Fire Support Observer/Controllers (O/Cs) routinely observe two problems with EA development:

1. Fire support officers (FSOs) and observers fail to establish a rational trigger-shooter plan.

2. Observer targeting inside the EA is not adequately developed to achieve battlefield success and commander's intent.

Successful EA development is vital to achieving commander's intent. It compels the FSO to consider such factors as the number of indirect fire assets available, training proficiency of observer/firing unit, the enemy's direction/rate of march, trigger and intercept points, terrain analysis, anticipated enemy actions, and the amount of time the enemy can be expected to remain inside the EA. The process requires forethought, analysis, and, in many instances, mathematical calculations. "Wargaming" issues, such as competing fires, communications, fixing systems, observation plan, terrain analysis, and clearance of fires procedures, are complex. The fire support O/C team refers to this collective process of wargaming and mathematical calculations as "battlefield calculus" (see figure 1).


Establishing a Trigger-shooter Plan. Successful EA development relies heavily on the effective use of battlefiled calculus. The commander's intent for fires usually requires fire supporters to develop a plan to attrit the enemy prior to its entry into an EA and its destruction once it enters the EA. To accomplish the implied task of engaging a moving target throughout the depth of the battlefield, observers must be proficient at engaging moving targets, i.e., establishing a trigger-shooter plan.

Even if a fixing system is emplaced and an EA established, the enemy (targets) will begin to move after being engaged inside the EA either to "push-through" or disperse.

To engage a moving enemy, observers must determine an intercept point (planned target location) and a trigger point. The intercept point is usually a target located along a road at a terrain chokepoint (a fixing system may or may not be available). Although observers usually choose a logical intercept point, selection of a trigger point is often less rational. Frequently the observer selection process consists of nothing more than approximating an appropriate trigger distance before the intercept point and then selecting a prominent terrain feature nearby which can be seen from a pre-selected observation post.


1. Ignore the "interpolation" approach to trigger selection. It is usually ineffective.

2. Instead, base your trigger point selection on a time-distance formula.

3. In choosing a trigger point, always consider:

a. The intended path of the target,

b. Target speed,

c. Time of flight (TOF), and

d. Call for fire (CFF) transmission time.

RECORDS:
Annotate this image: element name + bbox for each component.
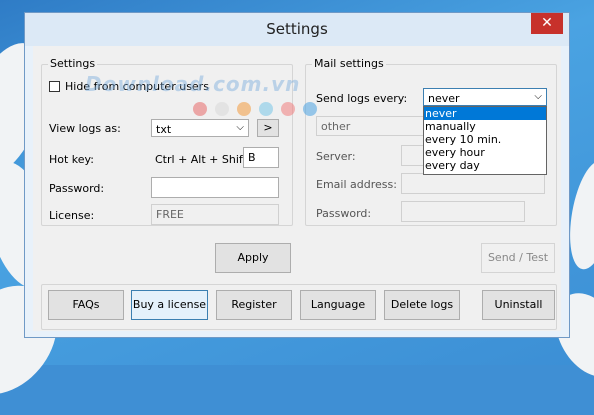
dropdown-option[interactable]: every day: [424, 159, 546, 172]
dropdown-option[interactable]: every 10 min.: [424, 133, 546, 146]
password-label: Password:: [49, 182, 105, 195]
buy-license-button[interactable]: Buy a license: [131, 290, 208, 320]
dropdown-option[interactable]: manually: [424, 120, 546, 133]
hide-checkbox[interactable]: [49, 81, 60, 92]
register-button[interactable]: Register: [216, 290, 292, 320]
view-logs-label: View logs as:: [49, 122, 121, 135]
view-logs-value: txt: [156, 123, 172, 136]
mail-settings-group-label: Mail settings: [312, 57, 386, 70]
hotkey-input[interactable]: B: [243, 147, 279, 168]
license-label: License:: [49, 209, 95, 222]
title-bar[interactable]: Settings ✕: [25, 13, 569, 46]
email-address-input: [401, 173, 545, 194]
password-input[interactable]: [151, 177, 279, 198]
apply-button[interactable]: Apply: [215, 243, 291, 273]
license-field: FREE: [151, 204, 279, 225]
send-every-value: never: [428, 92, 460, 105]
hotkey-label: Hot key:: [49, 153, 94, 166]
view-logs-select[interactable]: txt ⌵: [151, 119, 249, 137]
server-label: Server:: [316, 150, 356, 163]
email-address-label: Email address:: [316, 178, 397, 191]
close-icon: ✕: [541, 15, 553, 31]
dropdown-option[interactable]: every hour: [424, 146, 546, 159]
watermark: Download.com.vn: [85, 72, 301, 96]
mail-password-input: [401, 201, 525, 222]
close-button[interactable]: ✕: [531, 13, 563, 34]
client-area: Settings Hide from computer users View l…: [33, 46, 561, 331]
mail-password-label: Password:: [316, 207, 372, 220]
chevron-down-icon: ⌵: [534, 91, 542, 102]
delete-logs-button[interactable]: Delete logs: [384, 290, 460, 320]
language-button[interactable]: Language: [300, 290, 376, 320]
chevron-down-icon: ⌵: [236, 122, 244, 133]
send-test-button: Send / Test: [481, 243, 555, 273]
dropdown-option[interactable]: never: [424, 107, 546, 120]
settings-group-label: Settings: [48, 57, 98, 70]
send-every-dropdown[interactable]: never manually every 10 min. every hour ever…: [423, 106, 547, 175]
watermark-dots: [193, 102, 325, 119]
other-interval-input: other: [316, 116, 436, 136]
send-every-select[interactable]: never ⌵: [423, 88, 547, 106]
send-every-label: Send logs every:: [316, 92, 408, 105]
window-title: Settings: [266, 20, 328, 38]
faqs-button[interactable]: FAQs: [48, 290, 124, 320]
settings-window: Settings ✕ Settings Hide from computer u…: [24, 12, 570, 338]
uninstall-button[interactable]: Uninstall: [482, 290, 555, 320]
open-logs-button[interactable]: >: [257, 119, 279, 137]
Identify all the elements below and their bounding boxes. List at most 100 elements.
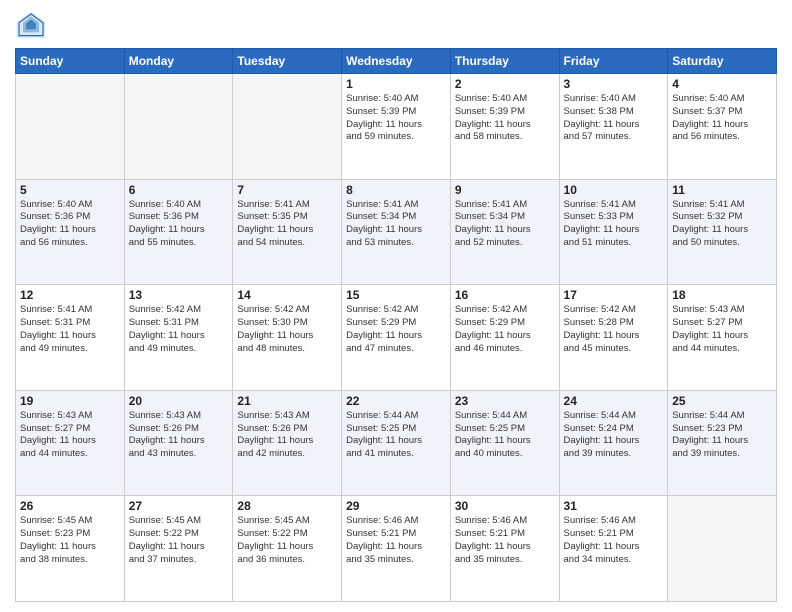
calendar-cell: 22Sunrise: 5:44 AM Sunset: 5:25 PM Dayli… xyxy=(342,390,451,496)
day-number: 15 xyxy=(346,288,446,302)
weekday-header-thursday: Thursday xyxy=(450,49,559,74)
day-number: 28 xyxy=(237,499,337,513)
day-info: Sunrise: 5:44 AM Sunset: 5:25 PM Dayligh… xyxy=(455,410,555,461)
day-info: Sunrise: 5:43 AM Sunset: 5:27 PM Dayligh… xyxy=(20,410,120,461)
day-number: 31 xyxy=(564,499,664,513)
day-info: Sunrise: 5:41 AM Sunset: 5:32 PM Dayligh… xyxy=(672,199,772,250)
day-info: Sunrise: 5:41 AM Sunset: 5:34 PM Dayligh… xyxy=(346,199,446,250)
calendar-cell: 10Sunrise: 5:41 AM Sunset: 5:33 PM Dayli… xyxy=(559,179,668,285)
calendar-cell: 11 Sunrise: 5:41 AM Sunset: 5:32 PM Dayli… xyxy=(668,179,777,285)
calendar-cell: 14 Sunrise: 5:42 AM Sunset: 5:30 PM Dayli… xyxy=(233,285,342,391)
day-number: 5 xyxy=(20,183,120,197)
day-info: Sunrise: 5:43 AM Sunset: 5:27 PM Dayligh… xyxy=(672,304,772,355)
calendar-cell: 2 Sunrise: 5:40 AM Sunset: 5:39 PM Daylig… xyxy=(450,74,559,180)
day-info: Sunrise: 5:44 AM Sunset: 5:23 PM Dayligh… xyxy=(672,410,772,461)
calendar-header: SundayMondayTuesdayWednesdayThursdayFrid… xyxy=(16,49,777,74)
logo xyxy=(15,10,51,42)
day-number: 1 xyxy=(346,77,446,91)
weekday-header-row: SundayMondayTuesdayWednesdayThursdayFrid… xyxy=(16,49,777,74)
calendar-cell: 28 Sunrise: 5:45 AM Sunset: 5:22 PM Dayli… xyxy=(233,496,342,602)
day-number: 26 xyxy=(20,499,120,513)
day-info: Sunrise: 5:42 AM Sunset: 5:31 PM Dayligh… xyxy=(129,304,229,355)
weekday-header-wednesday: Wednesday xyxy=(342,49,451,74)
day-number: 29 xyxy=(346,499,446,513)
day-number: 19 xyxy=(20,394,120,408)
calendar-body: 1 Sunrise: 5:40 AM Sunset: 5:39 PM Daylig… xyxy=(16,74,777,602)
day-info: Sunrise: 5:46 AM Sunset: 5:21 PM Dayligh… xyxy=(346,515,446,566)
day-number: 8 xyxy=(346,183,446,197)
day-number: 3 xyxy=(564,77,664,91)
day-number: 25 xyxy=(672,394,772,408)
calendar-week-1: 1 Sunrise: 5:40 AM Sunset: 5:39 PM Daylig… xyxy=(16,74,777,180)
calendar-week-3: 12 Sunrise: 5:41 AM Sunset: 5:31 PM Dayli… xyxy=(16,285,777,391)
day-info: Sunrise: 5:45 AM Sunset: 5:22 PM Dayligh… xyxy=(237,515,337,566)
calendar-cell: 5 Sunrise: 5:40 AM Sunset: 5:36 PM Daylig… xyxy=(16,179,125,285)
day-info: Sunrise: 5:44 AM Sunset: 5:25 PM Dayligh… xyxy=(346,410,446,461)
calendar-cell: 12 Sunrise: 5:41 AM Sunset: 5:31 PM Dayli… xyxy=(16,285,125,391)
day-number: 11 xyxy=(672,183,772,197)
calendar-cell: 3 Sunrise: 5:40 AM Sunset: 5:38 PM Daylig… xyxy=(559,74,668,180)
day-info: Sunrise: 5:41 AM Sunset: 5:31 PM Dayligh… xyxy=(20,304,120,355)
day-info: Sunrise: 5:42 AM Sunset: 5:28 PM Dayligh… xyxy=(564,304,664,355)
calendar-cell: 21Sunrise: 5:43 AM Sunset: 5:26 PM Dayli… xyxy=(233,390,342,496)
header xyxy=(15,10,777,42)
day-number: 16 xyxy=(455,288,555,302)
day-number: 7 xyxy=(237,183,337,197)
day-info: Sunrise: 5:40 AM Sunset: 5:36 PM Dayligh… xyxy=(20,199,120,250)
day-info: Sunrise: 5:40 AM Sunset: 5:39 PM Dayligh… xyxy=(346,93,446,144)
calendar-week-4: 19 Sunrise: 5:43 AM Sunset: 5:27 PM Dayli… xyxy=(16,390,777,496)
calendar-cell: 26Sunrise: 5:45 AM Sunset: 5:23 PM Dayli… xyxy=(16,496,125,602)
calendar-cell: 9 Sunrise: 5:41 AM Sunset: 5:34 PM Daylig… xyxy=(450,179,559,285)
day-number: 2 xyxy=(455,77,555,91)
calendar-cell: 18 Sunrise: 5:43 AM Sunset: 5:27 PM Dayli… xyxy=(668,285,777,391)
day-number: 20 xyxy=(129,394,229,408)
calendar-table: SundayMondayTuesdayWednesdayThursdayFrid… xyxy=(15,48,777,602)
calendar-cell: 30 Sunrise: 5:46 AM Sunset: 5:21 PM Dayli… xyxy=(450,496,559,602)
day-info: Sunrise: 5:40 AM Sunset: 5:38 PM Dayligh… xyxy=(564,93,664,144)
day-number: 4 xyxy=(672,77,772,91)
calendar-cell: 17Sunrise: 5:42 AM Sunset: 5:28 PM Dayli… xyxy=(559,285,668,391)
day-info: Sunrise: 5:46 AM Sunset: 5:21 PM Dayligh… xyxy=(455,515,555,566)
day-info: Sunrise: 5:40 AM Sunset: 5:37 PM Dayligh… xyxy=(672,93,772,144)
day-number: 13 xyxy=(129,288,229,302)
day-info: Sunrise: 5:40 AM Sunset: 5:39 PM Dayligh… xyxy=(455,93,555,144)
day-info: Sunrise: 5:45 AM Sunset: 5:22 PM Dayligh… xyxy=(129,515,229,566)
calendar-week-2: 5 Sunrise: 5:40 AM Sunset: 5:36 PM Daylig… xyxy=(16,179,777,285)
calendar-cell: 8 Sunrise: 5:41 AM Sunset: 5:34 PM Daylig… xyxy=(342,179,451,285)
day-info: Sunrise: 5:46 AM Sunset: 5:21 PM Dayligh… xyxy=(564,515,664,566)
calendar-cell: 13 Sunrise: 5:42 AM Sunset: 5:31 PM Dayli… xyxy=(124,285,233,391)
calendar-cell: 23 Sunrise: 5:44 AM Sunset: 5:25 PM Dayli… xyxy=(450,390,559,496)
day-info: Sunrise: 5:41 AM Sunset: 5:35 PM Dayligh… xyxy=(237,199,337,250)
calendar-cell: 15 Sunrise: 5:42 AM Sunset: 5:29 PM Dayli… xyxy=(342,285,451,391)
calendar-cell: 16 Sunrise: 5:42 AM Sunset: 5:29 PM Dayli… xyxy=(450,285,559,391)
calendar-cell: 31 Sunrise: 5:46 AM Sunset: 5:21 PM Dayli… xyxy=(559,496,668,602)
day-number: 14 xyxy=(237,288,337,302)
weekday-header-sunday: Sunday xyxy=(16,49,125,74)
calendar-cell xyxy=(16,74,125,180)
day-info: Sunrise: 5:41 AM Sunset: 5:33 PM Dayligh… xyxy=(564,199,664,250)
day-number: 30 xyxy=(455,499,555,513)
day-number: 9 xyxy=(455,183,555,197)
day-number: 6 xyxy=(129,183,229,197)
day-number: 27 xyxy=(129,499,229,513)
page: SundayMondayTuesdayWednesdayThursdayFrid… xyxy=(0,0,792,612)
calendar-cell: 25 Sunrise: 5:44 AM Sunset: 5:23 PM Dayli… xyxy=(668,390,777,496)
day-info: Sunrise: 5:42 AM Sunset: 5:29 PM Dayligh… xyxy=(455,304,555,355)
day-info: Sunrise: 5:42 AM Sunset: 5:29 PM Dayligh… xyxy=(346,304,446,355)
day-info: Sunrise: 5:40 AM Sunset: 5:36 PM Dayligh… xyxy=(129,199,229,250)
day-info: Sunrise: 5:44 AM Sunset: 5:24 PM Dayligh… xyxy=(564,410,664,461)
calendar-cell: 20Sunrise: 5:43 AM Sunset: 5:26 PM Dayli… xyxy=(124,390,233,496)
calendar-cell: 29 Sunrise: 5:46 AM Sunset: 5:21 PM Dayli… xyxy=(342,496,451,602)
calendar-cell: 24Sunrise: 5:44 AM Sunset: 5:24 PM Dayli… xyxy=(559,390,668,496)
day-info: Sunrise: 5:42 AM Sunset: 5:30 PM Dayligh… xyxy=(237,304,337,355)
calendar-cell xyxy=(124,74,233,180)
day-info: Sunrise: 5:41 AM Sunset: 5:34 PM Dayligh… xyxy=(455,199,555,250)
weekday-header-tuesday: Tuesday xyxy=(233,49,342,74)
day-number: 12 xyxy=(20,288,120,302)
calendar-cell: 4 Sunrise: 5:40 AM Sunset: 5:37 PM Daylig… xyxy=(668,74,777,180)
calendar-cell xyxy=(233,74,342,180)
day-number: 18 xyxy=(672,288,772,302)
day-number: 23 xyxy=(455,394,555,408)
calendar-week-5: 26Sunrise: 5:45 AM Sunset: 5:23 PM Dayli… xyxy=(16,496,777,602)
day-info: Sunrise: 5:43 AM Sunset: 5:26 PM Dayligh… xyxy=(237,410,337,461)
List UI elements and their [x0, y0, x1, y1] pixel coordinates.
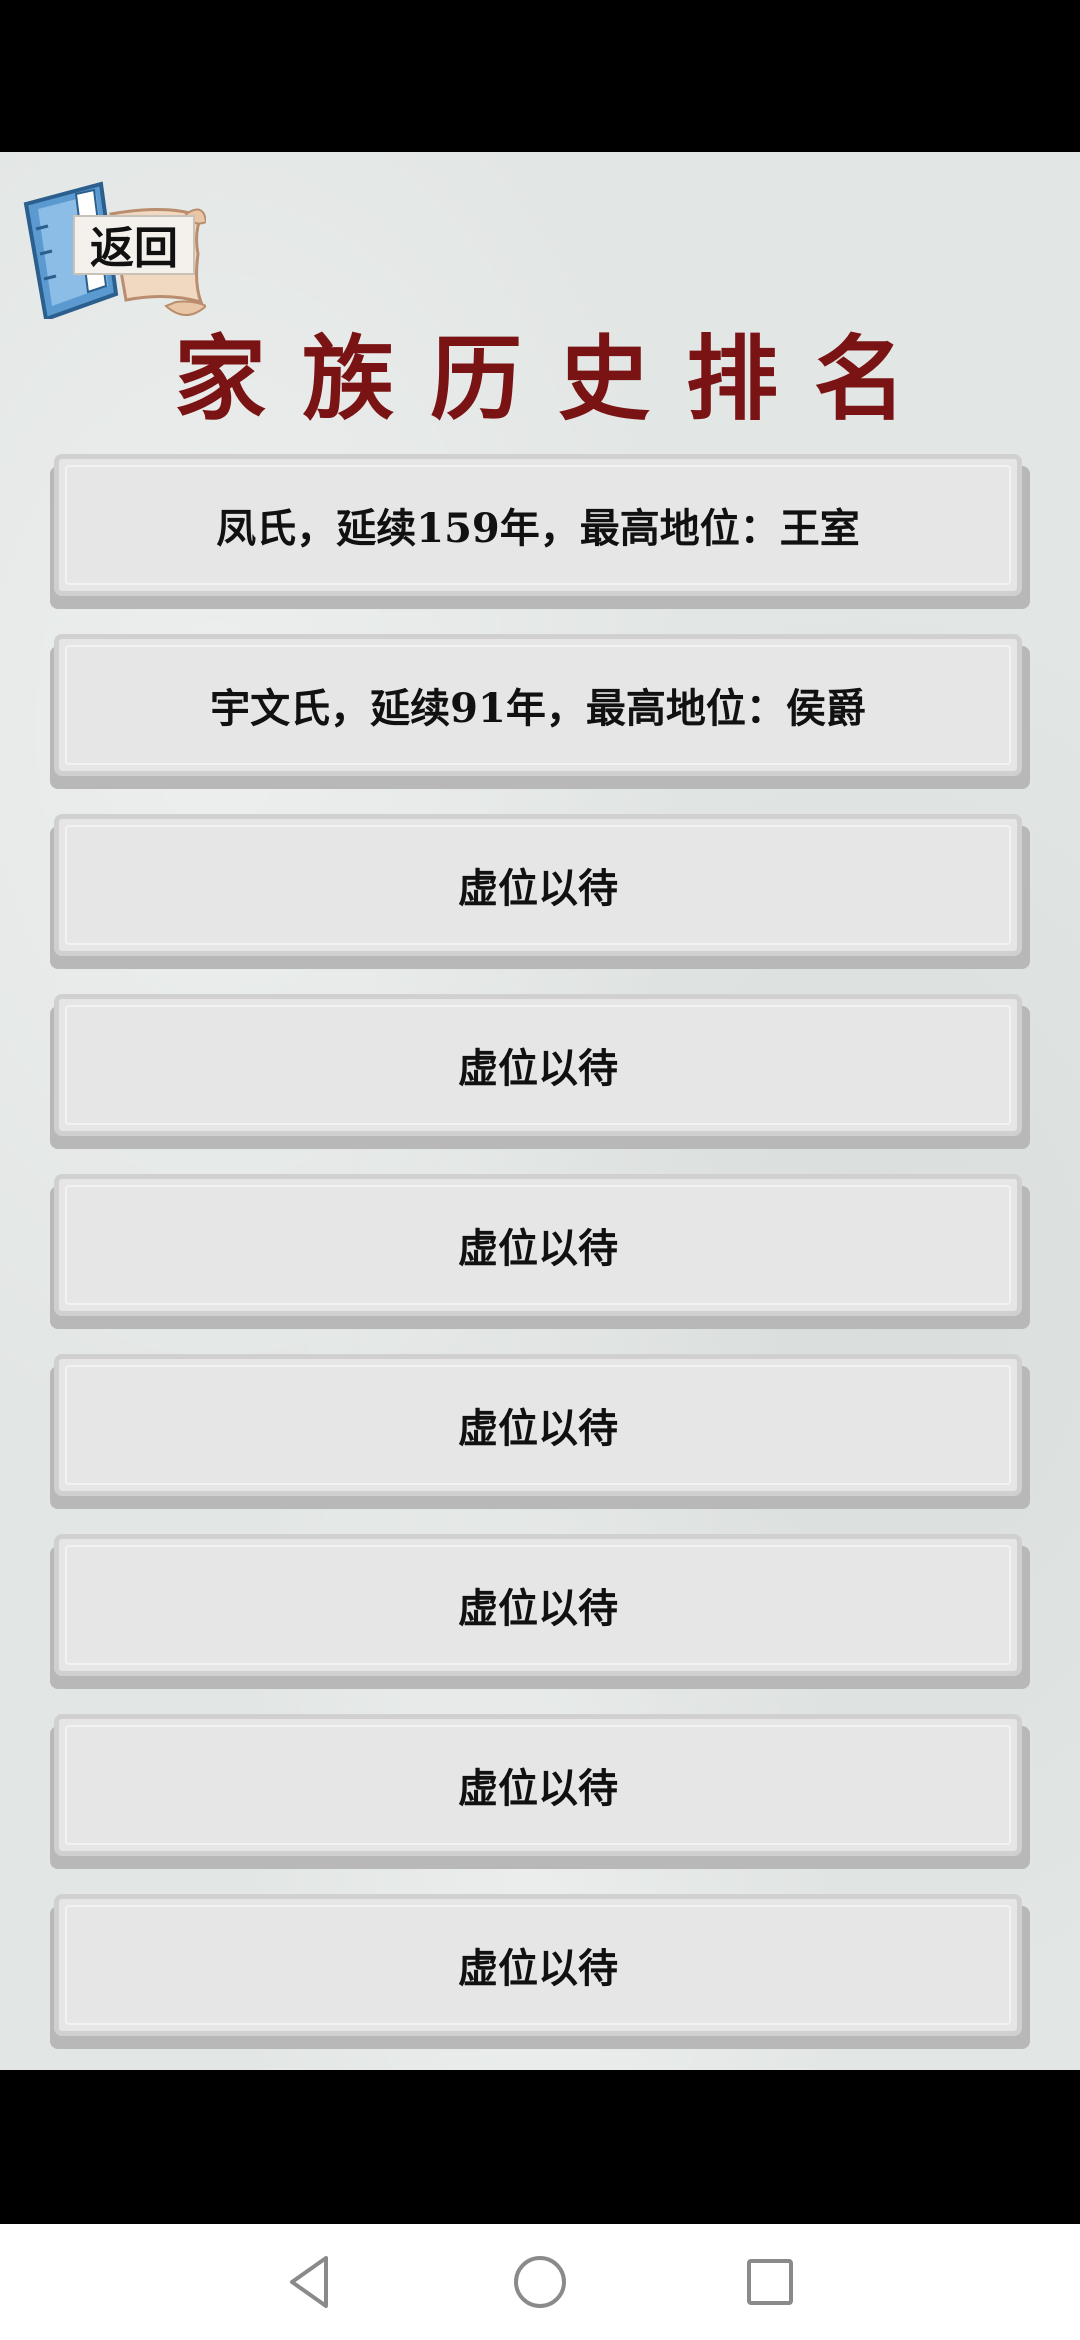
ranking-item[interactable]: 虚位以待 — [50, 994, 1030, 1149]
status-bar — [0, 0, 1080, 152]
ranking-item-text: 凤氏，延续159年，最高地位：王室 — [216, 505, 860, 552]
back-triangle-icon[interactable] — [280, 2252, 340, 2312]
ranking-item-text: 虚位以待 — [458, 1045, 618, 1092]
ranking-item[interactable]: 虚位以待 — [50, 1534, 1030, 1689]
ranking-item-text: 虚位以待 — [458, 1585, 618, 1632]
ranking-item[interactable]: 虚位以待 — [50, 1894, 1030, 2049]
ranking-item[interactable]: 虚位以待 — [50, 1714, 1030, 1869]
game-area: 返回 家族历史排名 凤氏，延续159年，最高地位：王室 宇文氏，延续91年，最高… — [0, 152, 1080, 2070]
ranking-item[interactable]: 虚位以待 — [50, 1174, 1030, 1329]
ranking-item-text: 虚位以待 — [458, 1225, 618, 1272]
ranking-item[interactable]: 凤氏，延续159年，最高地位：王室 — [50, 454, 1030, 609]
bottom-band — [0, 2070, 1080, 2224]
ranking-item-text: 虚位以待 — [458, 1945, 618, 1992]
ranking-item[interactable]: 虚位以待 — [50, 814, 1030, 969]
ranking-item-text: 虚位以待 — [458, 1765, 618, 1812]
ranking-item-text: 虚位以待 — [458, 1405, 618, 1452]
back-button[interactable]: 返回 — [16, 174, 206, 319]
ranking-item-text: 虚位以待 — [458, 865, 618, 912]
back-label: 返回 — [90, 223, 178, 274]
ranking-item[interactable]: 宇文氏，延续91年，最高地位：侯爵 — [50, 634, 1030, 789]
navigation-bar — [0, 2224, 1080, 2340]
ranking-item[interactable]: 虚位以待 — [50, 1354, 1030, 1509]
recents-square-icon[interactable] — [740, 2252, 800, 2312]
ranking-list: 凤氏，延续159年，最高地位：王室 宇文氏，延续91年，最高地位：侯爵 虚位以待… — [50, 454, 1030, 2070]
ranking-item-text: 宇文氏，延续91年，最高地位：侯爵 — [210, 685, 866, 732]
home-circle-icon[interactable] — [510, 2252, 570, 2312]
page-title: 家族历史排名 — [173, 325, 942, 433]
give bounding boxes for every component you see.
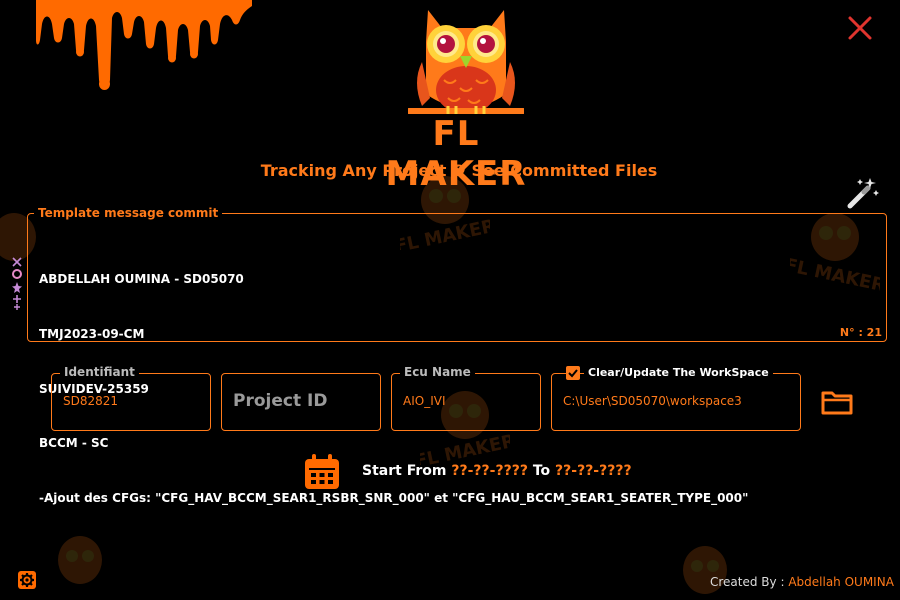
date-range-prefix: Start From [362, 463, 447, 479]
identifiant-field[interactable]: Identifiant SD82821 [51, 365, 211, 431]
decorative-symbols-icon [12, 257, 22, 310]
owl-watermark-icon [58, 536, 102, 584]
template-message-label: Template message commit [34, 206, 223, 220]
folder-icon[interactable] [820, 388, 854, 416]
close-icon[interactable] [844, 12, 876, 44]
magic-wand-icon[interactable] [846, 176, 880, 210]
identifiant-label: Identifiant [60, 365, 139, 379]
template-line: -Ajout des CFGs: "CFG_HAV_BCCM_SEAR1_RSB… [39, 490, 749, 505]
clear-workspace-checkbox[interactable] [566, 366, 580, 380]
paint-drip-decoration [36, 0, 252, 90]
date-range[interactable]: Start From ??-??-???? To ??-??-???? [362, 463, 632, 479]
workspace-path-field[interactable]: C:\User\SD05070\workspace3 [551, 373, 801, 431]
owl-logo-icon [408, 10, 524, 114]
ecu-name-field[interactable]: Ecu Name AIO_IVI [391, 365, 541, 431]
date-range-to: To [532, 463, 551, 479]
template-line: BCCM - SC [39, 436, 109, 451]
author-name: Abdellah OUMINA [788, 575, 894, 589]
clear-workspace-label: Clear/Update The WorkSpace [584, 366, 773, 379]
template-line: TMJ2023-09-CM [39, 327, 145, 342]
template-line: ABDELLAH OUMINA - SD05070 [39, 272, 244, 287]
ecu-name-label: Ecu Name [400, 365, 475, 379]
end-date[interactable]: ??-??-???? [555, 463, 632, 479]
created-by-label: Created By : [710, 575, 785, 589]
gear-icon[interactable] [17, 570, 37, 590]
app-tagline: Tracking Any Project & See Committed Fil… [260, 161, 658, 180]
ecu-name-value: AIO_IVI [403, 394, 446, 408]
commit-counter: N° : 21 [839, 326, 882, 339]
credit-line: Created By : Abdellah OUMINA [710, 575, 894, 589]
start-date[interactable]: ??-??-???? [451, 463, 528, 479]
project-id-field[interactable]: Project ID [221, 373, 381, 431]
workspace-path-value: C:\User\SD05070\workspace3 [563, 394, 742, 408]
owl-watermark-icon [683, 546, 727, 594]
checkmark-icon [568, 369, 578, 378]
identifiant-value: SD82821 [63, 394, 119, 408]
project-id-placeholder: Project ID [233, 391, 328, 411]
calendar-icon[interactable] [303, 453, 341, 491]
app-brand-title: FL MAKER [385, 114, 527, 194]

THE REQUEST:
Reproduce the fire support text word for word, starting at the words "3. In choosing" and ending after "(CFF) transmission time.".

RESULT FOR THIS TASK:
3. In choosing a trigger point, always consider:

a. The intended path of the target,

b. Target speed,

c. Time of flight (TOF), and

d. Call for fire (CFF) transmission time.